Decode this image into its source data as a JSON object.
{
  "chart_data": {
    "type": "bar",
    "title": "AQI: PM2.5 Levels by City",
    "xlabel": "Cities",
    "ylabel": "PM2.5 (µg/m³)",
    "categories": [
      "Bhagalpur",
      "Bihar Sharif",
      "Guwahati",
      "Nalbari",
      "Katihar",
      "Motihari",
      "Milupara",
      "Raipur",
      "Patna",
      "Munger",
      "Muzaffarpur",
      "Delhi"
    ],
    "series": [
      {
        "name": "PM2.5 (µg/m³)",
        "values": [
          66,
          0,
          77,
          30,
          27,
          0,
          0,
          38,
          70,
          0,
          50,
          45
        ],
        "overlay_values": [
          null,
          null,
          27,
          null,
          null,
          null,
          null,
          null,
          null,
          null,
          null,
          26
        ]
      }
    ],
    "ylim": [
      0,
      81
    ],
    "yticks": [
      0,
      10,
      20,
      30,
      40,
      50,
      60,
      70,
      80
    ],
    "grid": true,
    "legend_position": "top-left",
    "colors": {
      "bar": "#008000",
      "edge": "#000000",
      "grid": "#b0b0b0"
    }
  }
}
▬▬▬
*STATED GOAL:*
All of the entries must be quoted exactly; please include each one.

*FINAL RESULT:*
Decode this image into its source data as a JSON object.
{
  "chart_data": {
    "type": "bar",
    "title": "AQI: PM2.5 Levels by City",
    "xlabel": "Cities",
    "ylabel": "PM2.5 (µg/m³)",
    "categories": [
      "Bhagalpur",
      "Bihar Sharif",
      "Guwahati",
      "Nalbari",
      "Katihar",
      "Motihari",
      "Milupara",
      "Raipur",
      "Patna",
      "Munger",
      "Muzaffarpur",
      "Delhi"
    ],
    "series": [
      {
        "name": "PM2.5 (µg/m³)",
        "values": [
          66,
          0,
          77,
          30,
          27,
          0,
          0,
          38,
          70,
          0,
          50,
          45
        ],
        "overlay_values": [
          null,
          null,
          27,
          null,
          null,
          null,
          null,
          null,
          null,
          null,
          null,
          26
        ]
      }
    ],
    "ylim": [
      0,
      81
    ],
    "yticks": [
      0,
      10,
      20,
      30,
      40,
      50,
      60,
      70,
      80
    ],
    "grid": true,
    "legend_position": "top-left",
    "colors": {
      "bar": "#008000",
      "edge": "#000000",
      "grid": "#b0b0b0"
    }
  }
}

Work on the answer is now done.